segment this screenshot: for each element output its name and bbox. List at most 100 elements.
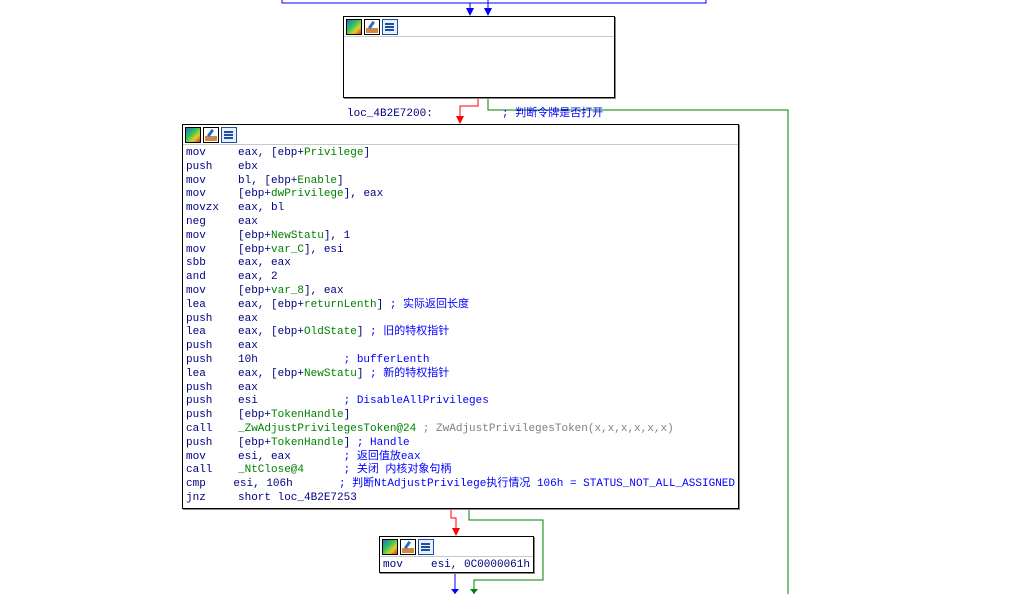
mnemonic: and <box>186 271 206 284</box>
operand-symbol[interactable]: var_C <box>271 244 304 258</box>
operand: [ebp+ <box>238 409 272 422</box>
code-label[interactable]: loc_4B2E7200: <box>347 108 502 122</box>
instruction-list: mov esi, 0C0000061h <box>380 557 533 575</box>
instruction-line[interactable]: push esi ; DisableAllPrivileges <box>186 395 735 409</box>
mnemonic: lea <box>186 367 206 380</box>
mnemonic: movzx <box>186 202 220 215</box>
operand: ] <box>356 367 371 380</box>
instruction-line[interactable]: mov eax, [ebp+ Privilege] <box>186 147 735 161</box>
instruction-line[interactable]: call _ZwAdjustPrivilegesToken@24 ; ZwAdju… <box>186 423 735 437</box>
operand: [ebp+ <box>238 436 272 449</box>
mnemonic: mov <box>186 174 206 187</box>
operand: ] <box>356 326 371 339</box>
instruction-line[interactable]: push [ebp+ TokenHandle] ; Handle <box>186 437 735 451</box>
operand: eax, eax <box>238 257 291 270</box>
graph-color-icon[interactable] <box>346 19 362 35</box>
mnemonic: neg <box>186 215 206 228</box>
mnemonic: sbb <box>186 257 206 270</box>
instruction-line[interactable]: lea eax, [ebp+ returnLenth] ; 实际返回长度 <box>186 299 735 313</box>
instruction-line[interactable]: lea eax, [ebp+ NewStatu] ; 新的特权指针 <box>186 368 735 382</box>
operand-symbol[interactable]: _NtClose@4 <box>238 464 304 478</box>
edit-node-icon[interactable] <box>364 19 380 35</box>
operand-symbol[interactable]: Enable <box>297 175 337 189</box>
operand: eax, bl <box>238 202 285 215</box>
comment: ; Handle <box>356 436 410 449</box>
instruction-line[interactable]: mov [ebp+ var_8], eax <box>186 285 735 299</box>
instruction-line[interactable]: jnz short loc_4B2E7253 <box>186 492 735 506</box>
instruction-line[interactable]: push [ebp+ TokenHandle] <box>186 409 735 423</box>
instruction-line[interactable]: sbb eax, eax <box>186 257 735 271</box>
operand-symbol[interactable]: returnLenth <box>304 299 377 313</box>
instruction-line[interactable]: push eax <box>186 382 735 396</box>
operand: ] <box>343 436 357 449</box>
operand: [ebp+ <box>238 243 272 256</box>
mnemonic: call <box>186 422 213 435</box>
operand: 10h <box>238 353 344 366</box>
instruction-line[interactable]: lea eax, [ebp+ OldState] ; 旧的特权指针 <box>186 326 735 340</box>
mnemonic: mov <box>186 229 206 242</box>
edit-node-icon[interactable] <box>203 127 219 143</box>
operand: ], 1 <box>323 229 351 242</box>
instruction-line[interactable]: push eax <box>186 340 735 354</box>
operand: ebx <box>238 160 258 173</box>
instruction-line[interactable]: mov bl, [ebp+ Enable] <box>186 175 735 189</box>
instruction-line[interactable]: neg eax <box>186 216 735 230</box>
mnemonic: push <box>186 340 213 353</box>
instruction-line[interactable]: mov [ebp+ NewStatu], 1 <box>186 230 735 244</box>
instruction-line[interactable]: cmp esi, 106h ; 判断NtAdjustPrivilege执行情况 1… <box>186 478 735 492</box>
operand-symbol[interactable]: TokenHandle <box>271 437 344 451</box>
operand-symbol[interactable]: NewStatu <box>304 368 357 382</box>
operand: ], esi <box>304 243 344 256</box>
instruction-line[interactable]: mov [ebp+ dwPrivilege], eax <box>186 188 735 202</box>
operand: ], eax <box>304 284 344 297</box>
comment: ; 旧的特权指针 <box>370 326 450 339</box>
instruction-line[interactable]: mov esi, 0C0000061h <box>383 559 530 573</box>
list-view-icon[interactable] <box>418 539 434 555</box>
mnemonic: push <box>186 409 213 422</box>
instruction-line[interactable]: push eax <box>186 313 735 327</box>
operand-symbol[interactable]: OldState <box>304 326 357 340</box>
comment: ; 判断NtAdjustPrivilege执行情况 106h = STATUS_… <box>338 478 735 491</box>
node-header <box>183 125 738 145</box>
graph-color-icon[interactable] <box>382 539 398 555</box>
operand: ] <box>376 298 390 311</box>
node-header <box>380 537 533 557</box>
operand: [ebp+ <box>238 229 272 242</box>
arrowhead-incoming-1 <box>466 8 474 16</box>
operand: esi, 0C0000061h <box>430 559 530 571</box>
list-view-icon[interactable] <box>382 19 398 35</box>
operand: ] <box>337 174 344 187</box>
mnemonic: cmp <box>186 478 206 491</box>
instruction-line[interactable]: call _NtClose@4 ; 关闭 内核对象句柄 <box>186 464 735 478</box>
mnemonic: mov <box>186 147 206 159</box>
operand <box>416 423 423 437</box>
instruction-line[interactable]: mov [ebp+ var_C], esi <box>186 244 735 258</box>
instruction-line[interactable]: push ebx <box>186 161 735 175</box>
instruction-line[interactable]: movzx eax, bl <box>186 202 735 216</box>
mnemonic: push <box>186 312 213 325</box>
operand-symbol[interactable]: NewStatu <box>271 230 324 244</box>
operand <box>304 464 344 478</box>
comment: ; DisableAllPrivileges <box>343 395 489 408</box>
operand-symbol[interactable]: Privilege <box>304 147 363 161</box>
code-block-top[interactable]: loc_4B2E7200:; 判断令牌是否打开 testeax, eaxjssh… <box>343 16 615 175</box>
list-view-icon[interactable] <box>221 127 237 143</box>
operand: short loc_4B2E7253 <box>238 491 357 504</box>
mnemonic: lea <box>186 298 206 311</box>
operand: eax, 2 <box>238 271 278 284</box>
operand: esi, eax <box>238 450 344 463</box>
instruction-line[interactable]: mov esi, eax ; 返回值放eax <box>186 451 735 465</box>
operand-symbol[interactable]: dwPrivilege <box>271 188 344 202</box>
instruction-line[interactable]: and eax, 2 <box>186 271 735 285</box>
node-header <box>344 17 614 37</box>
operand-symbol[interactable]: TokenHandle <box>271 409 344 423</box>
operand-symbol[interactable]: _ZwAdjustPrivilegesToken@24 <box>238 423 416 437</box>
code-block-main[interactable]: mov eax, [ebp+ Privilege] push ebx mov bl, [eb… <box>182 124 739 509</box>
edit-node-icon[interactable] <box>400 539 416 555</box>
arrowhead-true-main-jnz <box>470 589 478 594</box>
operand-symbol[interactable]: var_8 <box>271 285 304 299</box>
graph-color-icon[interactable] <box>185 127 201 143</box>
instruction-line[interactable]: push 10h ; bufferLenth <box>186 354 735 368</box>
operand: eax, [ebp+ <box>238 367 305 380</box>
code-block-bottom[interactable]: mov esi, 0C0000061h <box>379 536 534 573</box>
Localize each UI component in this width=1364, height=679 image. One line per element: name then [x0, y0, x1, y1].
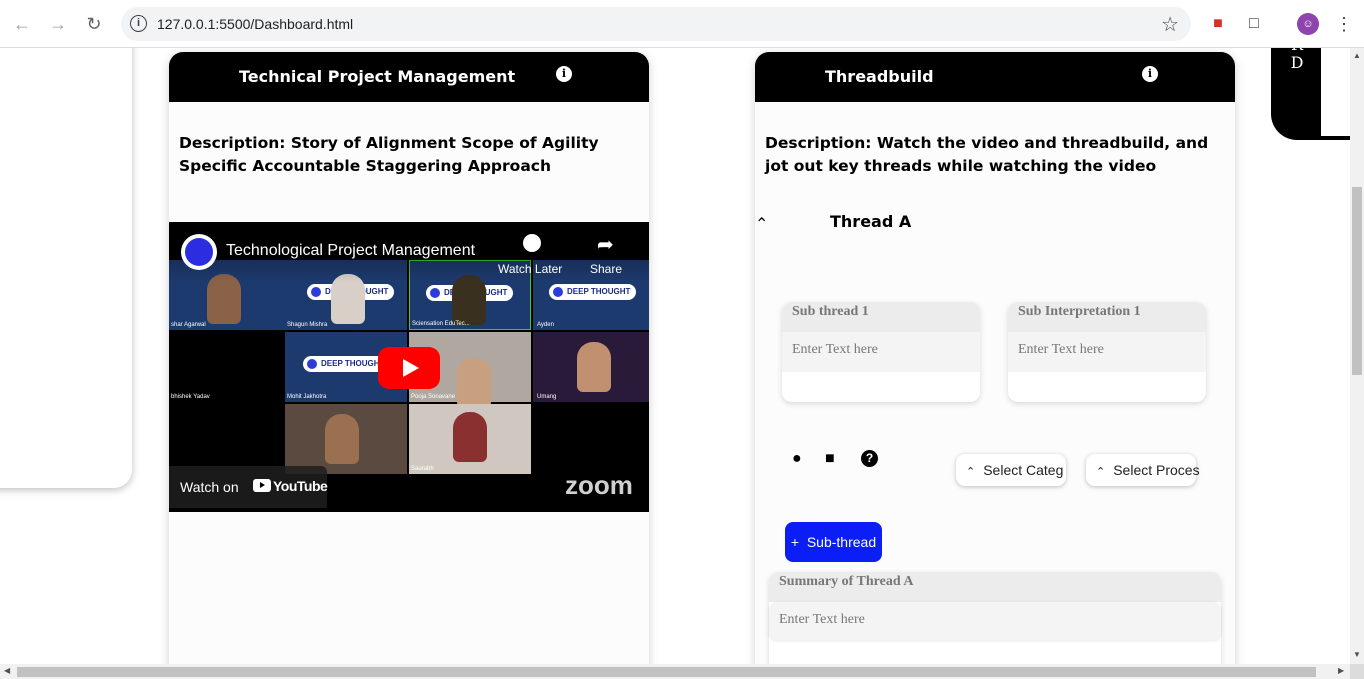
participant-name: Pooja Sonavane: [411, 394, 456, 400]
card-title: Technical Project Management: [239, 67, 516, 86]
back-arrow-icon[interactable]: ←: [10, 12, 34, 36]
video-embed[interactable]: shar Agarwal DEEP THOUGHTShagun Mishra D…: [169, 222, 649, 512]
description-label: Description:: [179, 134, 286, 152]
participant-name: Mohit Jakhotra: [287, 394, 327, 400]
scroll-right-arrow-icon[interactable]: ▶: [1338, 666, 1344, 675]
browser-toolbar: ← → ↻ i 127.0.0.1:5500/Dashboard.html ☆ …: [0, 0, 1364, 48]
watch-later-button[interactable]: Watch Later: [498, 262, 562, 276]
select-process-label: Select Proces: [1113, 462, 1200, 478]
sub-thread-box: Sub thread 1 Enter Text here: [782, 302, 980, 402]
scrollbar-corner: [1350, 664, 1364, 679]
participant-image: [453, 412, 487, 462]
description-label: Description:: [765, 134, 872, 152]
right-nav-tab-edge: [1321, 48, 1350, 136]
sub-thread-label: Sub thread 1: [782, 302, 980, 332]
channel-logo[interactable]: [181, 234, 217, 270]
card-header: Threadbuild i: [755, 52, 1235, 102]
horizontal-scroll-thumb[interactable]: [17, 667, 1316, 677]
vertical-scrollbar[interactable]: ▲ ▼: [1350, 48, 1364, 664]
participant-name: Sciensation EduTec...: [412, 321, 470, 327]
participant-image: [452, 275, 486, 325]
participant-name: Saurabh: [411, 466, 434, 472]
plus-icon: +: [790, 534, 807, 550]
share-button[interactable]: Share: [590, 262, 622, 276]
project-card: Technical Project Management i Descripti…: [169, 52, 649, 664]
right-nav-tab-label: R D: [1290, 48, 1304, 72]
select-process-button[interactable]: ⌃ Select Proces: [1086, 454, 1200, 486]
site-info-icon[interactable]: i: [130, 15, 147, 32]
chevron-up-icon: ⌃: [966, 466, 976, 478]
summary-input[interactable]: Enter Text here: [769, 602, 1221, 640]
watch-on-label: Watch on: [180, 479, 239, 495]
zoom-watermark: zoom: [565, 470, 633, 500]
thread-title: Thread A: [830, 212, 912, 231]
select-category-button[interactable]: ⌃ Select Categ: [956, 454, 1066, 486]
summary-label: Summary of Thread A: [769, 572, 1221, 602]
lightbulb-icon[interactable]: ●: [792, 450, 802, 468]
info-icon[interactable]: i: [1142, 66, 1158, 82]
card-description: Description: Watch the video and threadb…: [765, 132, 1225, 178]
participant-image: [325, 414, 359, 464]
youtube-logo-icon: [253, 479, 271, 492]
collapse-chevron-icon[interactable]: ⌃: [755, 214, 768, 234]
horizontal-scrollbar[interactable]: ◀ ▶: [0, 664, 1350, 679]
participant-name: shar Agarwal: [171, 322, 206, 328]
video-title[interactable]: Technological Project Management: [226, 242, 475, 260]
left-sidebar-panel: [0, 48, 132, 488]
profile-avatar-icon[interactable]: ☺: [1297, 13, 1319, 35]
scroll-down-arrow-icon[interactable]: ▼: [1353, 650, 1361, 659]
page-content: Technical Project Management i Descripti…: [0, 48, 1350, 664]
chat-bubble-icon[interactable]: ■: [825, 450, 835, 468]
select-category-label: Select Categ: [983, 462, 1064, 478]
address-bar[interactable]: i 127.0.0.1:5500/Dashboard.html ☆: [121, 7, 1191, 41]
chevron-up-icon: ⌃: [1096, 466, 1106, 478]
browser-menu-icon[interactable]: ⋮: [1333, 13, 1355, 35]
participant-name: Ayden: [537, 322, 554, 328]
reload-icon[interactable]: ↻: [82, 12, 106, 36]
vertical-scroll-thumb[interactable]: [1352, 187, 1362, 375]
sub-interpretation-label: Sub Interpretation 1: [1008, 302, 1206, 332]
video-tile: [285, 404, 407, 474]
add-sub-thread-button[interactable]: + Sub-thread: [785, 522, 882, 562]
video-tile: Umang: [533, 332, 649, 402]
sub-interpretation-box: Sub Interpretation 1 Enter Text here: [1008, 302, 1206, 402]
video-tile: Saurabh: [409, 404, 531, 474]
card-title: Threadbuild: [825, 67, 934, 86]
card-description: Description: Story of Alignment Scope of…: [179, 132, 639, 178]
info-icon[interactable]: i: [556, 66, 572, 82]
scroll-left-arrow-icon[interactable]: ◀: [4, 666, 10, 675]
video-tile: bhishek Yadav: [169, 332, 291, 402]
play-button[interactable]: [378, 347, 440, 389]
participant-name: Umang: [537, 394, 557, 400]
participant-name: bhishek Yadav: [171, 394, 210, 400]
sub-thread-input[interactable]: Enter Text here: [782, 332, 980, 372]
sub-interpretation-input[interactable]: Enter Text here: [1008, 332, 1206, 372]
threadbuild-card: Threadbuild i Description: Watch the vid…: [755, 52, 1235, 664]
participant-image: [577, 342, 611, 392]
extension-icon[interactable]: ■: [1207, 13, 1229, 35]
help-icon[interactable]: ?: [861, 450, 878, 467]
deep-thought-badge: DEEP THOUGHT: [549, 284, 637, 300]
card-header: Technical Project Management i: [169, 52, 649, 102]
add-sub-thread-label: Sub-thread: [806, 534, 877, 550]
clock-icon[interactable]: [523, 234, 541, 252]
bookmark-star-icon[interactable]: ☆: [1161, 12, 1179, 37]
summary-box: Summary of Thread A Enter Text here: [769, 572, 1221, 664]
extensions-puzzle-icon[interactable]: □: [1243, 13, 1265, 35]
scroll-up-arrow-icon[interactable]: ▲: [1353, 51, 1361, 60]
participant-name: Shagun Mishra: [287, 322, 328, 328]
watch-on-youtube-button[interactable]: Watch on YouTube: [169, 466, 328, 508]
participant-image: [457, 358, 491, 408]
share-icon[interactable]: ➦: [597, 232, 614, 257]
url-text[interactable]: 127.0.0.1:5500/Dashboard.html: [157, 16, 353, 32]
youtube-wordmark: YouTube: [273, 478, 328, 494]
forward-arrow-icon[interactable]: →: [46, 12, 70, 36]
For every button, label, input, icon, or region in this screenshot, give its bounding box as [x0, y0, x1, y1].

◆ ◆ ◆

■ WHAT YOU SHOULD DO
Put the lines from the one containing "participant-name: Pooja Sonavane: [411, 394, 456, 400]" through the one containing "scrollbar-corner: [1350, 664, 1364, 679]" into a numbered list, skipping any blank lines.

■ EXERCISE ANSWER
1. participant-name: Pooja Sonavane: [411, 394, 456, 400]
2. card-title: Technical Project Management: [239, 67, 516, 86]
3. back-arrow-icon[interactable]: ←: [10, 12, 34, 36]
4. video-embed[interactable]: shar Agarwal DEEP THOUGHTShagun Mishra D…: [169, 222, 649, 512]
5. description-label: Description:: [179, 134, 286, 152]
6. participant-name: Mohit Jakhotra: [287, 394, 327, 400]
7. scroll-right-arrow-icon[interactable]: ▶: [1338, 666, 1344, 675]
8. browser-toolbar: ← → ↻ i 127.0.0.1:5500/Dashboard.html ☆ …: [0, 0, 1364, 48]
9. watch-later-button[interactable]: Watch Later: [498, 262, 562, 276]
10. select-process-label: Select Proces: [1113, 462, 1200, 478]
11. sub-thread-box: Sub thread 1 Enter Text here: [782, 302, 980, 402]
12. scrollbar-corner: [1350, 664, 1364, 679]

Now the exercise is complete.